PROBLEM TO SOLVE:
Work out how many lines of the records contain "property". Answer with the number and nothing else.
----
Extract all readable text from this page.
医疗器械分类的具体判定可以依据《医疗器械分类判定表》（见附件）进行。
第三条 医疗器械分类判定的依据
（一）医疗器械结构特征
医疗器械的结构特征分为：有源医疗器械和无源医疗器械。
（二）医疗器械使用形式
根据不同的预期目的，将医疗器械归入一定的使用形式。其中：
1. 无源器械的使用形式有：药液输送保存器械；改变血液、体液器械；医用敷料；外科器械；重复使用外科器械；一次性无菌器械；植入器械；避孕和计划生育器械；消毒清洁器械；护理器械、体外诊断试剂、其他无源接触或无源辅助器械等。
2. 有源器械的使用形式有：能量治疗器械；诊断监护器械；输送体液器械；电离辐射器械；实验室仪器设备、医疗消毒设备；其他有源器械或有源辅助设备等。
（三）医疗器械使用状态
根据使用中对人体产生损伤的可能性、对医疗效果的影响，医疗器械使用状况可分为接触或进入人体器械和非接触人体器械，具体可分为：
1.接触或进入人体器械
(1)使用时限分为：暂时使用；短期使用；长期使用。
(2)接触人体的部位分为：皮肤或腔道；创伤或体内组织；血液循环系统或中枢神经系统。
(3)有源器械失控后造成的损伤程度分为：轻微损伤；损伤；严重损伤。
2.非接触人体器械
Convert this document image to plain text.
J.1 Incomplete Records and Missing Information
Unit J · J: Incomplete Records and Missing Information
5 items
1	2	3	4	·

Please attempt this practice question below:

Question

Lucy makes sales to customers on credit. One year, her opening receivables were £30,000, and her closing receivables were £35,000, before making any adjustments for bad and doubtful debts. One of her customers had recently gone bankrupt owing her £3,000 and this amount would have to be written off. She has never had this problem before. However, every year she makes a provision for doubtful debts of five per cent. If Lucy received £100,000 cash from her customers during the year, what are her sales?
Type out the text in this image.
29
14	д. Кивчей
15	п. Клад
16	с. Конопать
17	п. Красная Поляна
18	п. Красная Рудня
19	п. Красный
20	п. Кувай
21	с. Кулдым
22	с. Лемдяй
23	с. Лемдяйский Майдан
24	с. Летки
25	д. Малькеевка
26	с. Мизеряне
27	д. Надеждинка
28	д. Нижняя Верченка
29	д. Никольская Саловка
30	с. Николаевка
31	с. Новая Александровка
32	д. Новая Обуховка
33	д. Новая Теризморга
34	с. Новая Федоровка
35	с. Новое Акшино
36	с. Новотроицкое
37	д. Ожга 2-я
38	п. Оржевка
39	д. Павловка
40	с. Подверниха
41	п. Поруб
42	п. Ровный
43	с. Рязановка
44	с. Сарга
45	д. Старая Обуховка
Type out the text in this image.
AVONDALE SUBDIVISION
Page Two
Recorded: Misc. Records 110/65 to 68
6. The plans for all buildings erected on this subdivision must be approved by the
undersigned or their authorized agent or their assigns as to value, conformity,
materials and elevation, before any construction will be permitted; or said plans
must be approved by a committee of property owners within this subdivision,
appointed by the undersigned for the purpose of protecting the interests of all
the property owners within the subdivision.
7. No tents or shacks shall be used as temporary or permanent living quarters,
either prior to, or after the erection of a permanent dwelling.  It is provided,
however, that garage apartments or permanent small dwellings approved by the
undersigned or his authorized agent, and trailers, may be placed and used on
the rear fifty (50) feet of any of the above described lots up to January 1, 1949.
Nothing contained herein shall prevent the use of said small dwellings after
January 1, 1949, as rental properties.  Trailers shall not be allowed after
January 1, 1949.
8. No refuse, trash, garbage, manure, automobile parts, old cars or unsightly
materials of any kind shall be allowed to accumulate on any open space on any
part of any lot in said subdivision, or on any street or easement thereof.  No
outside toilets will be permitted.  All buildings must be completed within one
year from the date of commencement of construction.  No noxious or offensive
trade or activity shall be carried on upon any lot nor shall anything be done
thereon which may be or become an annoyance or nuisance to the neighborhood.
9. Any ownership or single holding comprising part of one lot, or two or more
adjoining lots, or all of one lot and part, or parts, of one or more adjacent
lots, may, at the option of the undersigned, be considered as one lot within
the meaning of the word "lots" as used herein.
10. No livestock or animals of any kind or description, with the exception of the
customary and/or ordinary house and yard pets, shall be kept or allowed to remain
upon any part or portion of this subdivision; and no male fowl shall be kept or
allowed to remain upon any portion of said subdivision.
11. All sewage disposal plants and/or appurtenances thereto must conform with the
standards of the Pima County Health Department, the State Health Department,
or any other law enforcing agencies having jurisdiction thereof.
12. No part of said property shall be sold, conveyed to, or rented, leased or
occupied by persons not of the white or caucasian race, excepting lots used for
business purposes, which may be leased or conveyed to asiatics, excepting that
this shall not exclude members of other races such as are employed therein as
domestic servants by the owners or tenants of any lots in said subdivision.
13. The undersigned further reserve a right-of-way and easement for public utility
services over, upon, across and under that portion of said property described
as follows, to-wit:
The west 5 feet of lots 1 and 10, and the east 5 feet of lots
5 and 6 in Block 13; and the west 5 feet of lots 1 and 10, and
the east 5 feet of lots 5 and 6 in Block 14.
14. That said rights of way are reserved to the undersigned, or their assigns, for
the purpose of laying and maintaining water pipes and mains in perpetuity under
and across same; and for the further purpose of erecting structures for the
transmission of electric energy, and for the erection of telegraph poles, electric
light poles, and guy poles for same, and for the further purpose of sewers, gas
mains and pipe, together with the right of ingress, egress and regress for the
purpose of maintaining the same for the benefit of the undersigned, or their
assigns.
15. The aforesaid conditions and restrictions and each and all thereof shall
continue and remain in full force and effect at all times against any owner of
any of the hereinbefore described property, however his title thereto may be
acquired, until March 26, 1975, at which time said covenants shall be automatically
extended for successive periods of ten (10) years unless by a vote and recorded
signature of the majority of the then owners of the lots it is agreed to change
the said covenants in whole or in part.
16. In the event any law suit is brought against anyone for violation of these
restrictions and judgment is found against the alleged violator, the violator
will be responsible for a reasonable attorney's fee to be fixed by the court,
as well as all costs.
----
EXERCISE RESPONSE:
5